=== Exercise material ===

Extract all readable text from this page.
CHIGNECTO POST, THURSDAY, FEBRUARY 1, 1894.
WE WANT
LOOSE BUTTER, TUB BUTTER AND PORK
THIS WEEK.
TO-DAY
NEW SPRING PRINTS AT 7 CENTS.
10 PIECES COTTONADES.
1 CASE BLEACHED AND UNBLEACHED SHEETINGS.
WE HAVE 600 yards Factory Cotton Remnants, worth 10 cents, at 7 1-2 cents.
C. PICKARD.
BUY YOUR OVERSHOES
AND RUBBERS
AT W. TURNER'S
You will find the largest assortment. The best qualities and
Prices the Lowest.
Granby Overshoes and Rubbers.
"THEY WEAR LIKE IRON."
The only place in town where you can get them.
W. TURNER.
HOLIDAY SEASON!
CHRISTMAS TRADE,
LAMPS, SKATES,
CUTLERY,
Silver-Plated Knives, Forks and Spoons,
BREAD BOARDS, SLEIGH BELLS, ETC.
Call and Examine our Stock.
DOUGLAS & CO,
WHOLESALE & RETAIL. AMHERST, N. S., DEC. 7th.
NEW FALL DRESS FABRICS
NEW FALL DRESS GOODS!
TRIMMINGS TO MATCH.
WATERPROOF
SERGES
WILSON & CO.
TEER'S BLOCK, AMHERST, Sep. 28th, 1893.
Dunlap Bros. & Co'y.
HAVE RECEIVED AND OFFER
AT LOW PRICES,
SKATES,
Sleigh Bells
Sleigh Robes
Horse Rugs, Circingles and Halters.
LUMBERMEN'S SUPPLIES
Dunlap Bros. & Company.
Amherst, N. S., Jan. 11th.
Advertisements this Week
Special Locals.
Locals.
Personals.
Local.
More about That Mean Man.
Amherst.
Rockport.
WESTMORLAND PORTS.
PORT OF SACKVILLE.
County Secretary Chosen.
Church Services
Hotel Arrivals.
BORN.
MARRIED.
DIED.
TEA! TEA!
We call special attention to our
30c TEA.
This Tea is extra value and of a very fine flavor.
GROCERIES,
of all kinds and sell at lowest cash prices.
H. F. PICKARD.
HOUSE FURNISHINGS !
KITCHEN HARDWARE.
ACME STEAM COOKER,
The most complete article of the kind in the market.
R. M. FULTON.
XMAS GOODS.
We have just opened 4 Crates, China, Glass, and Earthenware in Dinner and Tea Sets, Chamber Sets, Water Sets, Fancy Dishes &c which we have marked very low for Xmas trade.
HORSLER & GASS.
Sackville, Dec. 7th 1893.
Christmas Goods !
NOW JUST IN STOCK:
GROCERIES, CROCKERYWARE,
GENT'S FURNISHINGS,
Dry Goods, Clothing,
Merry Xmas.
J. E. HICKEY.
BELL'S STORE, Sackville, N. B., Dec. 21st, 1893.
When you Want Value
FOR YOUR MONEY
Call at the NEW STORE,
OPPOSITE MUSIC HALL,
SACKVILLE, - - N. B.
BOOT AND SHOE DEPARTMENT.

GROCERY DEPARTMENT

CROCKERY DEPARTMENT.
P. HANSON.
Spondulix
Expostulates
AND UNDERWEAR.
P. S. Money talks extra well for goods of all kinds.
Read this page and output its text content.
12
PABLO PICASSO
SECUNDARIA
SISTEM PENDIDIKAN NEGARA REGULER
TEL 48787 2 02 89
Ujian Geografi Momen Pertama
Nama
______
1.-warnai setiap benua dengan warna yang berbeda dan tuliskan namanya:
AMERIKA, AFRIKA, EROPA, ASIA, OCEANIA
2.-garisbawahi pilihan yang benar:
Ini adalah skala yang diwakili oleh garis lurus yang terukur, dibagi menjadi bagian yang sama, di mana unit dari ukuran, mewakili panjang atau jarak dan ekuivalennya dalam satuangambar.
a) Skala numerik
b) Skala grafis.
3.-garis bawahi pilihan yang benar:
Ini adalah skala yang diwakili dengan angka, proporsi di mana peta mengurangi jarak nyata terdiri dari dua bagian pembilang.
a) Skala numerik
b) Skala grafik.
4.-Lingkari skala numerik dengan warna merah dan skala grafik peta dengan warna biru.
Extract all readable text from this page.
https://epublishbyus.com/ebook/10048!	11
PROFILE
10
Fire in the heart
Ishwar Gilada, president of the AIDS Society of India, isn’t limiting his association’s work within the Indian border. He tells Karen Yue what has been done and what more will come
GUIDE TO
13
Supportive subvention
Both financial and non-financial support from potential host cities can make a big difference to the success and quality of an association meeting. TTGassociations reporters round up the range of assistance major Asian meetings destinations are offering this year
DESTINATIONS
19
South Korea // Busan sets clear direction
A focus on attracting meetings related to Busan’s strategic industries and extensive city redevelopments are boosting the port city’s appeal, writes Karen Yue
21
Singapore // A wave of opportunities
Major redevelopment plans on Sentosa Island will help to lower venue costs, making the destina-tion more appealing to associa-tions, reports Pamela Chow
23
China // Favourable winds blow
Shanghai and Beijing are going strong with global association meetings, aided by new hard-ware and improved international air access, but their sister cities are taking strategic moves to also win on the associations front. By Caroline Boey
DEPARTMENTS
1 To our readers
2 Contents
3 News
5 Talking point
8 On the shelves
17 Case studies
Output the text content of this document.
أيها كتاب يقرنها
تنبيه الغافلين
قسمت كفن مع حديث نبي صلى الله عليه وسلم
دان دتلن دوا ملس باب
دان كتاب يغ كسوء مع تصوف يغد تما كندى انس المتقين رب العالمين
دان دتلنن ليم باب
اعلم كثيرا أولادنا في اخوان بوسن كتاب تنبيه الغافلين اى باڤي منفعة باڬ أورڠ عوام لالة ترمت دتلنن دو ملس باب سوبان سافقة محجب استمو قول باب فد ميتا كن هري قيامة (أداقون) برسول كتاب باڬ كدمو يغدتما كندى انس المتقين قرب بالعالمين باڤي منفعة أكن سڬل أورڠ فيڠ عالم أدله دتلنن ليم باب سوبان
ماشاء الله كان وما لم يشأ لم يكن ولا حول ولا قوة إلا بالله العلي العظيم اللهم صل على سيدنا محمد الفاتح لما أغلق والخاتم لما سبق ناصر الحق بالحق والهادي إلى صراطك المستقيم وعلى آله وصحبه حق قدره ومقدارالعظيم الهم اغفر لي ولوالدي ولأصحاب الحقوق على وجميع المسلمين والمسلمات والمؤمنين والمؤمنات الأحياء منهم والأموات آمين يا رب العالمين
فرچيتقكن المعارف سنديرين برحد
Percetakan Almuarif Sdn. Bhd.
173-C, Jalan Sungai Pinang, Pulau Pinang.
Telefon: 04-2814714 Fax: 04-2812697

===

What this task involves -
Copy every line of the records above that contains "Busan".

Result below -
South Korea // Busan sets clear direction
A focus on attracting meetings related to Busan’s strategic industries and extensive city redevelopments are boosting the port city’s appeal, writes Karen Yue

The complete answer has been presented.